Collection entries:

______________________________

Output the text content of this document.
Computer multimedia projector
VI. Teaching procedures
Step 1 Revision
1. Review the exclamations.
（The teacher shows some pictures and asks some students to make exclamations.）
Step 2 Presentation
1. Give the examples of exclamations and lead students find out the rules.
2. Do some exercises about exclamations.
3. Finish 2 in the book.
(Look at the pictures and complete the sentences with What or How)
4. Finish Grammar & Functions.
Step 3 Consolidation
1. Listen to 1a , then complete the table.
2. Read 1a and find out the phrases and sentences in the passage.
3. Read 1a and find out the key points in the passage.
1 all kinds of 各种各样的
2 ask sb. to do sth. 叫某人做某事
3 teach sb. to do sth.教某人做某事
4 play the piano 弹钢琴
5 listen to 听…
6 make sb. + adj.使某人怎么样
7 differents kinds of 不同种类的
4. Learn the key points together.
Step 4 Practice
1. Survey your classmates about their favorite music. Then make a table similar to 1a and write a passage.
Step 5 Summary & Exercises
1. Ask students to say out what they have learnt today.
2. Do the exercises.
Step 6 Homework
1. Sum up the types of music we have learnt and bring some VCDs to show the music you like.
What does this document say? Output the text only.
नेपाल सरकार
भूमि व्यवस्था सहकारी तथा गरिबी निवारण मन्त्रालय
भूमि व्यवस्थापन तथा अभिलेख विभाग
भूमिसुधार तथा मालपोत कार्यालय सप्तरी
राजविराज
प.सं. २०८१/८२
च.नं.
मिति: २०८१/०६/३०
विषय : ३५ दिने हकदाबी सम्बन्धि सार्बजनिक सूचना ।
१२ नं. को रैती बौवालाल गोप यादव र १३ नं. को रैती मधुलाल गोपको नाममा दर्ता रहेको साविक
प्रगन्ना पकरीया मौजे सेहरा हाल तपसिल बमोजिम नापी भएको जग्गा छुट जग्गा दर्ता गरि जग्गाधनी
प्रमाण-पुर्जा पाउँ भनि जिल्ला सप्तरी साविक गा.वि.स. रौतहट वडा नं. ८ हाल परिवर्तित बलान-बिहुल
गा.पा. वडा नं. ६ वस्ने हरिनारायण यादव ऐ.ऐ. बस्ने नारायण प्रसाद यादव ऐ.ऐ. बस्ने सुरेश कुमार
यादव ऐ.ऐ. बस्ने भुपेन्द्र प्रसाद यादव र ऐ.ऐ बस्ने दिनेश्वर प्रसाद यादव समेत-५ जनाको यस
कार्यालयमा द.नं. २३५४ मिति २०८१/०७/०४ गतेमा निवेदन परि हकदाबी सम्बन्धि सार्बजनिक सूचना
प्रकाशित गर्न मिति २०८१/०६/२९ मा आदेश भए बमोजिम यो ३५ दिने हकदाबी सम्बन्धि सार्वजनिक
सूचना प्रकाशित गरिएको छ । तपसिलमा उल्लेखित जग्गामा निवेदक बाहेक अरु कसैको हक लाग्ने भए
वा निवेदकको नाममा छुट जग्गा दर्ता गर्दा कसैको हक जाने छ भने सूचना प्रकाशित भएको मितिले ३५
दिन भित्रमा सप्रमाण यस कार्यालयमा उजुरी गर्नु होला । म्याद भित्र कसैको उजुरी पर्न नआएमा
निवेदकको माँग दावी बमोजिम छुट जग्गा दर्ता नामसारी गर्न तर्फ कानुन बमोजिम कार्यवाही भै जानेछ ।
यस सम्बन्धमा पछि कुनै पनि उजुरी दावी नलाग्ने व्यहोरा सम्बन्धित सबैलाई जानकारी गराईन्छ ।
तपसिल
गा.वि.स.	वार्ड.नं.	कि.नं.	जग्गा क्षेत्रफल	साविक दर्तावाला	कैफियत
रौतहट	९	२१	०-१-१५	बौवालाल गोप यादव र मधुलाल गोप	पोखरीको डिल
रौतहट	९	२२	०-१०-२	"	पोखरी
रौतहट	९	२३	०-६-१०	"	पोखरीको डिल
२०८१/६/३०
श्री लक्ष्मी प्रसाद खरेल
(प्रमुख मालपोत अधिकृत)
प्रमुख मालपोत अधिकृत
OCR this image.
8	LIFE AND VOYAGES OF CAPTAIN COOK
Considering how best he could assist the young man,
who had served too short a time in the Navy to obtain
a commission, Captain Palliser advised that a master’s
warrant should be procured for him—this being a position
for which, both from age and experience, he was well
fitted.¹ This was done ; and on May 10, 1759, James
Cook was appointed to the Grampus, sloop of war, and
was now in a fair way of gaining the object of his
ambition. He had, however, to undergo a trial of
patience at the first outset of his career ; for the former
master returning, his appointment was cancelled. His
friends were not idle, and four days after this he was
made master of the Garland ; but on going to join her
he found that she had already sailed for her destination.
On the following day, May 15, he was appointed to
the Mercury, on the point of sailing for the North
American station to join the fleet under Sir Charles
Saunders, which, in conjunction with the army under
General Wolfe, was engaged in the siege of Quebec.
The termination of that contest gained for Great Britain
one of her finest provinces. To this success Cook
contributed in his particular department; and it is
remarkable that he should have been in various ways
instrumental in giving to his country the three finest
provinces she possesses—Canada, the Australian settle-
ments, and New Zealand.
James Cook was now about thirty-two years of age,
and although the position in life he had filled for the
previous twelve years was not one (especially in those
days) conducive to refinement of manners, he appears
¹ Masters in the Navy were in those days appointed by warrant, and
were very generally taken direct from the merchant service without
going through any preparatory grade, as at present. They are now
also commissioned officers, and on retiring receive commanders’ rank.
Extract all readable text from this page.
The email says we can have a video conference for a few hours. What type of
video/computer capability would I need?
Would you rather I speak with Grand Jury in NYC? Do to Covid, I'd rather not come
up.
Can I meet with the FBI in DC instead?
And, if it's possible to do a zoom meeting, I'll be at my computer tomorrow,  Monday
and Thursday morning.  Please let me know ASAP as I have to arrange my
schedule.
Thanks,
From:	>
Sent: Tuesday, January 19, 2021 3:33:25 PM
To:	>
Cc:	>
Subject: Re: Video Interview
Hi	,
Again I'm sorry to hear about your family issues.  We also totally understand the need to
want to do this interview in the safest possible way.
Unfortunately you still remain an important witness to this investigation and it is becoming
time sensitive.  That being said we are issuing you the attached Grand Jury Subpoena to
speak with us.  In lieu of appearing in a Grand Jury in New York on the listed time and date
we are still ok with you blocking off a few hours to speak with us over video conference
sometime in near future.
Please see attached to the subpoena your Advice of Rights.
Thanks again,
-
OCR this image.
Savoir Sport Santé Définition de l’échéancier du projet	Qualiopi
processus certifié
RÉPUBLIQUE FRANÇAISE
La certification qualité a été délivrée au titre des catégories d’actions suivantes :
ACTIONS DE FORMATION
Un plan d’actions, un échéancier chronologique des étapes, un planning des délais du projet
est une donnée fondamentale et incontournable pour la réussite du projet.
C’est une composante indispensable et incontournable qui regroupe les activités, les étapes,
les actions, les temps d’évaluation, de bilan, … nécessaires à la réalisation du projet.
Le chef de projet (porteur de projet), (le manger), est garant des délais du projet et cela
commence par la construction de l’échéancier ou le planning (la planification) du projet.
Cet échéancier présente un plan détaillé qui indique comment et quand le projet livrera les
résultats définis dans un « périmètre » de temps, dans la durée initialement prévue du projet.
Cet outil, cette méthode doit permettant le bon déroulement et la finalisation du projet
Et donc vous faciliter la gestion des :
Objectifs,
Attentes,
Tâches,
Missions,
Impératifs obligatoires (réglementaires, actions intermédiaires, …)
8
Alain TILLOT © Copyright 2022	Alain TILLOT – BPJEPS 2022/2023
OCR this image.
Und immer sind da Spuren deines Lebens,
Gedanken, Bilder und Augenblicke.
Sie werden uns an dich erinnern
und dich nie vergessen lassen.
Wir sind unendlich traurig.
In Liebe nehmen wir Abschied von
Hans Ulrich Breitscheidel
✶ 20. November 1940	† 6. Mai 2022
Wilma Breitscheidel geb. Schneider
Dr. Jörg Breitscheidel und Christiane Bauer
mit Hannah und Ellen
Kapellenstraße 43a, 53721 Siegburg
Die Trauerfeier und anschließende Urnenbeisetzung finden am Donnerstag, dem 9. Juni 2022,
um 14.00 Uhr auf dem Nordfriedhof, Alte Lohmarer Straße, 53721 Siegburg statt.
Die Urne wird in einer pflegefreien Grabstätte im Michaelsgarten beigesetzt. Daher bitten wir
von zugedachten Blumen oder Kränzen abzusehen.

______________________________

**Requirement**. Tell how many lines of the data above hold the string "also". Give only the number.

**Output**. 2